DATA ROWS:
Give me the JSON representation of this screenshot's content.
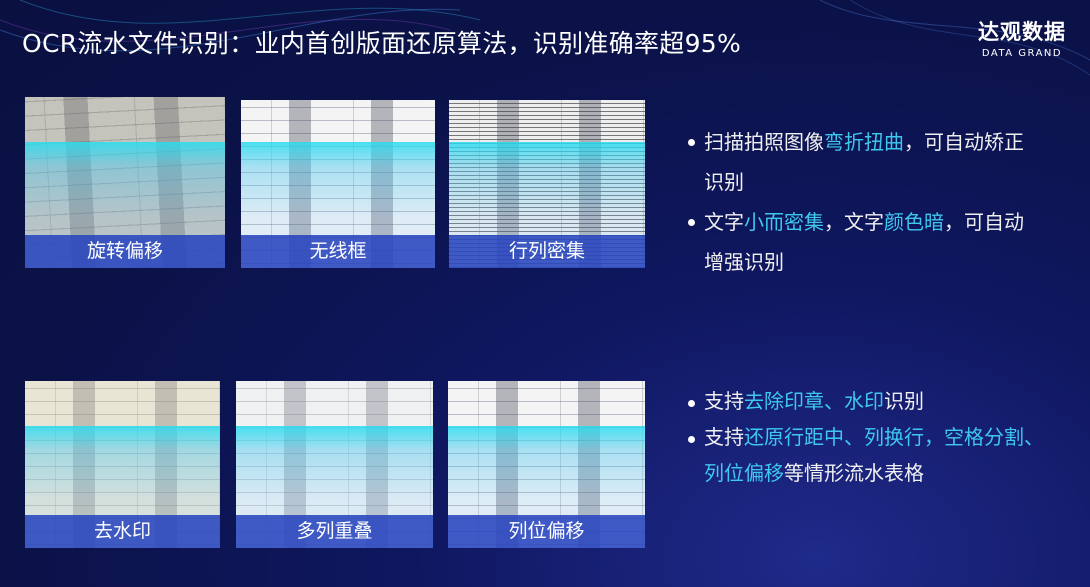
{
  "title": "OCR流水文件识别：业内首创版面还原算法，识别准确率超95%",
  "logo": {
    "cn": "达观数据",
    "en": "DATA GRAND"
  },
  "colors": {
    "highlight": "#3ec8ee",
    "label_bar": "#2846be",
    "background": "#0b1248"
  },
  "cards": [
    {
      "label": "旋转偏移"
    },
    {
      "label": "无线框"
    },
    {
      "label": "行列密集"
    },
    {
      "label": "去水印"
    },
    {
      "label": "多列重叠"
    },
    {
      "label": "列位偏移"
    }
  ],
  "bullets_top": [
    [
      {
        "t": "扫描拍照图像"
      },
      {
        "t": "弯折扭曲",
        "hl": true
      },
      {
        "t": "，可自动矫正识别"
      }
    ],
    [
      {
        "t": "文字"
      },
      {
        "t": "小而密集",
        "hl": true
      },
      {
        "t": "，文字"
      },
      {
        "t": "颜色暗",
        "hl": true
      },
      {
        "t": "，可自动增强识别"
      }
    ]
  ],
  "bullets_bottom": [
    [
      {
        "t": "支持"
      },
      {
        "t": "去除印章、水印",
        "hl": true
      },
      {
        "t": "识别"
      }
    ],
    [
      {
        "t": "支持"
      },
      {
        "t": "还原行距中、列换行，空格分割、列位偏移",
        "hl": true
      },
      {
        "t": "等情形流水表格"
      }
    ]
  ]
}
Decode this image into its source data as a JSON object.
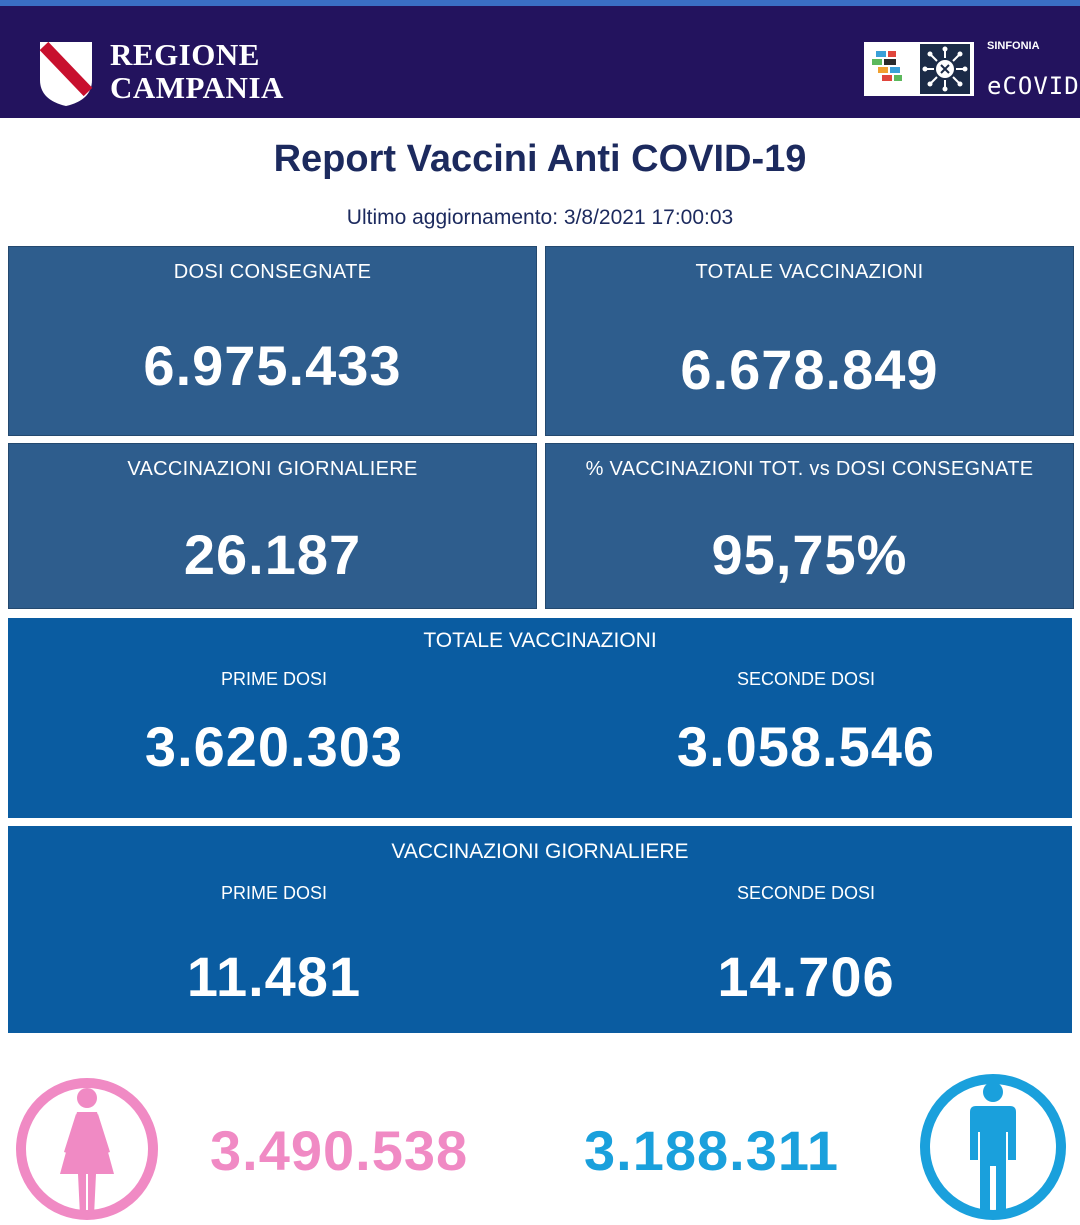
{
  "header": {
    "region_line1": "REGIONE",
    "region_line2": "CAMPANIA",
    "partner_small": "SINFONIA",
    "partner_name": "eCOVID"
  },
  "title": "Report Vaccini Anti COVID-19",
  "last_update": "Ultimo aggiornamento: 3/8/2021  17:00:03",
  "cards": {
    "dosi_consegnate": {
      "label": "DOSI  CONSEGNATE",
      "value": "6.975.433"
    },
    "totale_vaccinazioni": {
      "label": "TOTALE VACCINAZIONI",
      "value": "6.678.849"
    },
    "vaccinazioni_giornaliere": {
      "label": "VACCINAZIONI GIORNALIERE",
      "value": "26.187"
    },
    "percentuale": {
      "label": "% VACCINAZIONI TOT. vs DOSI CONSEGNATE",
      "value": "95,75%"
    }
  },
  "totale_panel": {
    "title": "TOTALE VACCINAZIONI",
    "prime_label": "PRIME DOSI",
    "prime_value": "3.620.303",
    "seconde_label": "SECONDE DOSI",
    "seconde_value": "3.058.546"
  },
  "giornaliere_panel": {
    "title": "VACCINAZIONI GIORNALIERE",
    "prime_label": "PRIME DOSI",
    "prime_value": "11.481",
    "seconde_label": "SECONDE DOSI",
    "seconde_value": "14.706"
  },
  "gender": {
    "female_value": "3.490.538",
    "male_value": "3.188.311",
    "female_color": "#f08ac4",
    "male_color": "#1aa0dc",
    "female_icon": "female-icon",
    "male_icon": "male-icon"
  },
  "colors": {
    "header_bg": "#23135e",
    "card_bg": "#2e5d8d",
    "panel_bg": "#0a5ca1",
    "title_text": "#1c2a5e"
  }
}
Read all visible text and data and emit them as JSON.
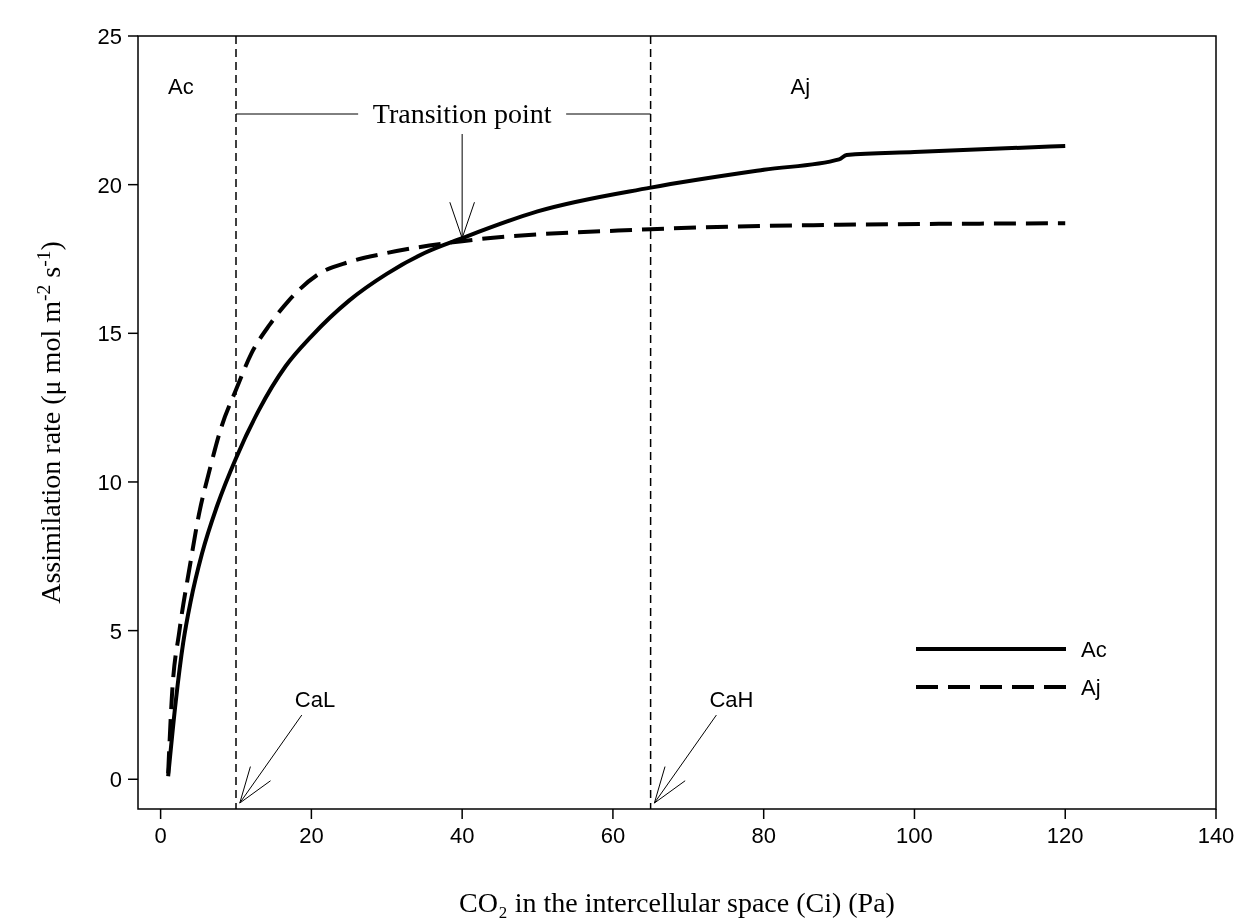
{
  "chart_data": {
    "type": "line",
    "xlabel": "CO₂ in the intercellular space (Ci) (Pa)",
    "ylabel": "Assimilation rate (μ mol m$^{-2}$ s$^{-1}$)",
    "xlim": [
      -3,
      140
    ],
    "ylim": [
      -1,
      25
    ],
    "xticks": [
      0,
      20,
      40,
      60,
      80,
      100,
      120,
      140
    ],
    "yticks": [
      0,
      5,
      10,
      15,
      20,
      25
    ],
    "grid": false,
    "legend": "bottom right",
    "marker": "none",
    "series": [
      {
        "name": "Ac",
        "color": "#000000",
        "line_style": "solid",
        "x": [
          1,
          2,
          3,
          4,
          5.5,
          7.5,
          10,
          13,
          16.6,
          20,
          25,
          30,
          35,
          40,
          50,
          65,
          80,
          90,
          91,
          100,
          120
        ],
        "values": [
          0.1,
          2.6,
          4.6,
          6.0,
          7.6,
          9.2,
          10.8,
          12.4,
          13.9,
          14.9,
          16.1,
          17.0,
          17.7,
          18.2,
          19.1,
          19.9,
          20.5,
          20.85,
          21.0,
          21.1,
          21.3
        ]
      },
      {
        "name": "Aj",
        "color": "#000000",
        "line_style": "dashed",
        "x": [
          1,
          1.5,
          2.5,
          3.9,
          5,
          6.6,
          8,
          10,
          12,
          14.5,
          17,
          21,
          25,
          30,
          40,
          65,
          90,
          120
        ],
        "values": [
          0.2,
          2.8,
          5.0,
          7.2,
          8.8,
          10.5,
          11.8,
          13.1,
          14.3,
          15.3,
          16.1,
          17.0,
          17.4,
          17.7,
          18.1,
          18.5,
          18.65,
          18.7
        ]
      }
    ],
    "ref_lines": [
      {
        "axis": "x",
        "value": 10,
        "line_style": "dashed",
        "color": "#000000"
      },
      {
        "axis": "x",
        "value": 65,
        "line_style": "dashed",
        "color": "#000000"
      }
    ],
    "annotations": [
      "Ac",
      "Aj",
      {
        "text": "Transition point",
        "x": 40,
        "y": 18.2
      },
      {
        "text": "CaL",
        "x": 10.5,
        "y": -0.8
      },
      {
        "text": "CaH",
        "x": 65.5,
        "y": -0.8
      }
    ]
  }
}
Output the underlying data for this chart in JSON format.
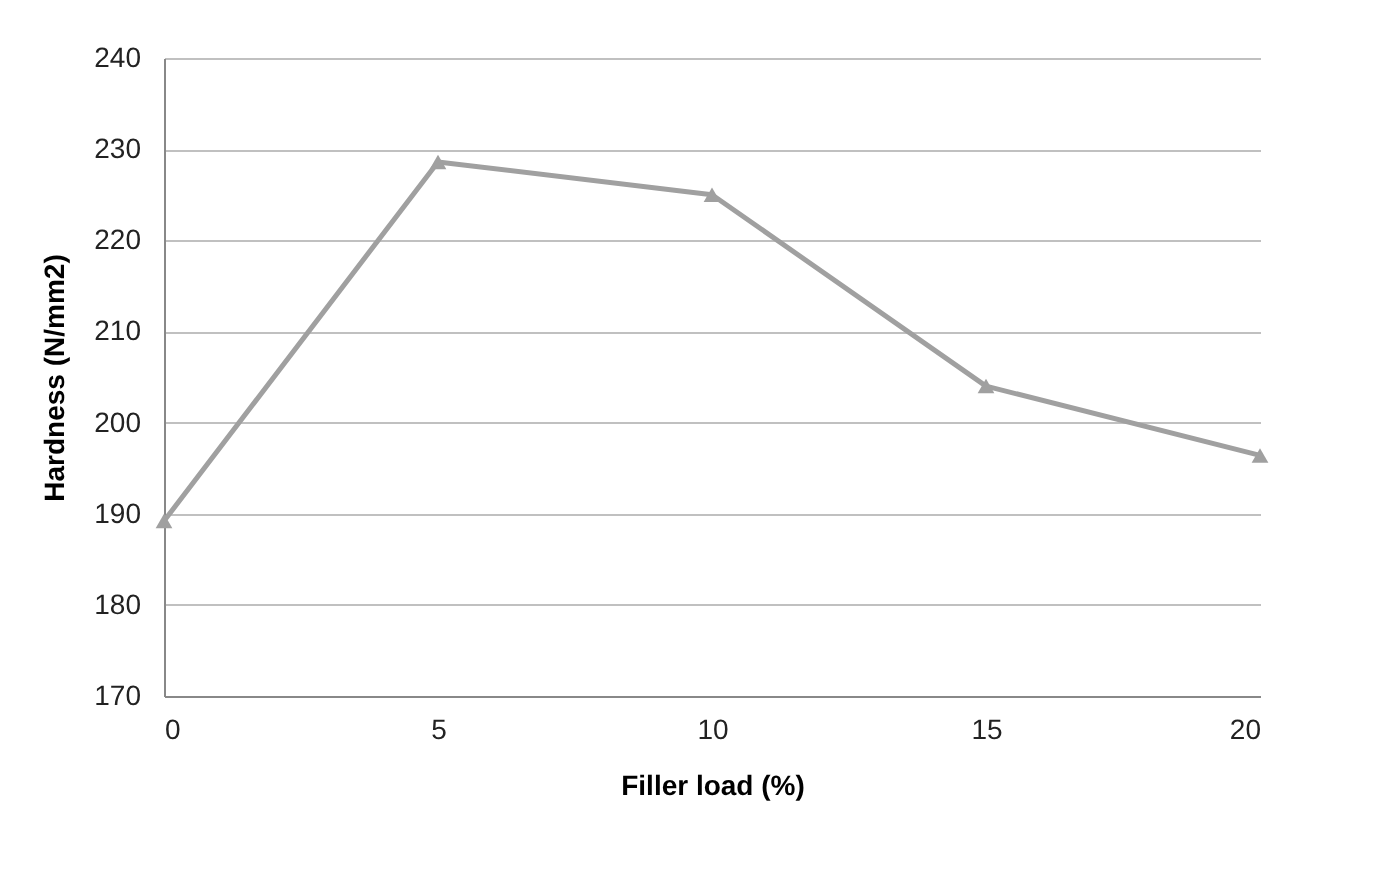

WHAT IS ASKED: Without including any pictures, reproduce the listing exactly.

RESPONSE:
Give me the JSON representation of this screenshot's content.
{
  "title": "OCR流水文件识别：业内首创版面还原算法，识别准确率超95%",
  "logo": {
    "cn": "达观数据",
    "en": "DATA GRAND"
  },
  "colors": {
    "highlight": "#3ec8ee",
    "label_bar": "#2846be",
    "background": "#0b1248"
  },
  "cards": [
    {
      "label": "旋转偏移"
    },
    {
      "label": "无线框"
    },
    {
      "label": "行列密集"
    },
    {
      "label": "去水印"
    },
    {
      "label": "多列重叠"
    },
    {
      "label": "列位偏移"
    }
  ],
  "bullets_top": [
    [
      {
        "t": "扫描拍照图像"
      },
      {
        "t": "弯折扭曲",
        "hl": true
      },
      {
        "t": "，可自动矫正识别"
      }
    ],
    [
      {
        "t": "文字"
      },
      {
        "t": "小而密集",
        "hl": true
      },
      {
        "t": "，文字"
      },
      {
        "t": "颜色暗",
        "hl": true
      },
      {
        "t": "，可自动增强识别"
      }
    ]
  ],
  "bullets_bottom": [
    [
      {
        "t": "支持"
      },
      {
        "t": "去除印章、水印",
        "hl": true
      },
      {
        "t": "识别"
      }
    ],
    [
      {
        "t": "支持"
      },
      {
        "t": "还原行距中、列换行，空格分割、列位偏移",
        "hl": true
      },
      {
        "t": "等情形流水表格"
      }
    ]
  ]
}
Decode this image into its source data as a JSON object.
{
  "header": {
    "region_line1": "REGIONE",
    "region_line2": "CAMPANIA",
    "partner_small": "SINFONIA",
    "partner_name": "eCOVID"
  },
  "title": "Report Vaccini Anti COVID-19",
  "last_update": "Ultimo aggiornamento: 3/8/2021  17:00:03",
  "cards": {
    "dosi_consegnate": {
      "label": "DOSI  CONSEGNATE",
      "value": "6.975.433"
    },
    "totale_vaccinazioni": {
      "label": "TOTALE VACCINAZIONI",
      "value": "6.678.849"
    },
    "vaccinazioni_giornaliere": {
      "label": "VACCINAZIONI GIORNALIERE",
      "value": "26.187"
    },
    "percentuale": {
      "label": "% VACCINAZIONI TOT. vs DOSI CONSEGNATE",
      "value": "95,75%"
    }
  },
  "totale_panel": {
    "title": "TOTALE VACCINAZIONI",
    "prime_label": "PRIME DOSI",
    "prime_value": "3.620.303",
    "seconde_label": "SECONDE DOSI",
    "seconde_value": "3.058.546"
  },
  "giornaliere_panel": {
    "title": "VACCINAZIONI GIORNALIERE",
    "prime_label": "PRIME DOSI",
    "prime_value": "11.481",
    "seconde_label": "SECONDE DOSI",
    "seconde_value": "14.706"
  },
  "gender": {
    "female_value": "3.490.538",
    "male_value": "3.188.311",
    "female_color": "#f08ac4",
    "male_color": "#1aa0dc",
    "female_icon": "female-icon",
    "male_icon": "male-icon"
  },
  "colors": {
    "header_bg": "#23135e",
    "card_bg": "#2e5d8d",
    "panel_bg": "#0a5ca1",
    "title_text": "#1c2a5e"
  }
}
Read all visible text and data and emit them as JSON.
{
  "chart_data": {
    "type": "line",
    "xlabel": "CO₂ in the intercellular space (Ci) (Pa)",
    "ylabel": "Assimilation rate (μ mol m$^{-2}$ s$^{-1}$)",
    "xlim": [
      -3,
      140
    ],
    "ylim": [
      -1,
      25
    ],
    "xticks": [
      0,
      20,
      40,
      60,
      80,
      100,
      120,
      140
    ],
    "yticks": [
      0,
      5,
      10,
      15,
      20,
      25
    ],
    "grid": false,
    "legend": "bottom right",
    "marker": "none",
    "series": [
      {
        "name": "Ac",
        "color": "#000000",
        "line_style": "solid",
        "x": [
          1,
          2,
          3,
          4,
          5.5,
          7.5,
          10,
          13,
          16.6,
          20,
          25,
          30,
          35,
          40,
          50,
          65,
          80,
          90,
          91,
          100,
          120
        ],
        "values": [
          0.1,
          2.6,
          4.6,
          6.0,
          7.6,
          9.2,
          10.8,
          12.4,
          13.9,
          14.9,
          16.1,
          17.0,
          17.7,
          18.2,
          19.1,
          19.9,
          20.5,
          20.85,
          21.0,
          21.1,
          21.3
        ]
      },
      {
        "name": "Aj",
        "color": "#000000",
        "line_style": "dashed",
        "x": [
          1,
          1.5,
          2.5,
          3.9,
          5,
          6.6,
          8,
          10,
          12,
          14.5,
          17,
          21,
          25,
          30,
          40,
          65,
          90,
          120
        ],
        "values": [
          0.2,
          2.8,
          5.0,
          7.2,
          8.8,
          10.5,
          11.8,
          13.1,
          14.3,
          15.3,
          16.1,
          17.0,
          17.4,
          17.7,
          18.1,
          18.5,
          18.65,
          18.7
        ]
      }
    ],
    "ref_lines": [
      {
        "axis": "x",
        "value": 10,
        "line_style": "dashed",
        "color": "#000000"
      },
      {
        "axis": "x",
        "value": 65,
        "line_style": "dashed",
        "color": "#000000"
      }
    ],
    "annotations": [
      "Ac",
      "Aj",
      {
        "text": "Transition point",
        "x": 40,
        "y": 18.2
      },
      {
        "text": "CaL",
        "x": 10.5,
        "y": -0.8
      },
      {
        "text": "CaH",
        "x": 65.5,
        "y": -0.8
      }
    ]
  }
}
Output the underlying data for this chart in JSON format.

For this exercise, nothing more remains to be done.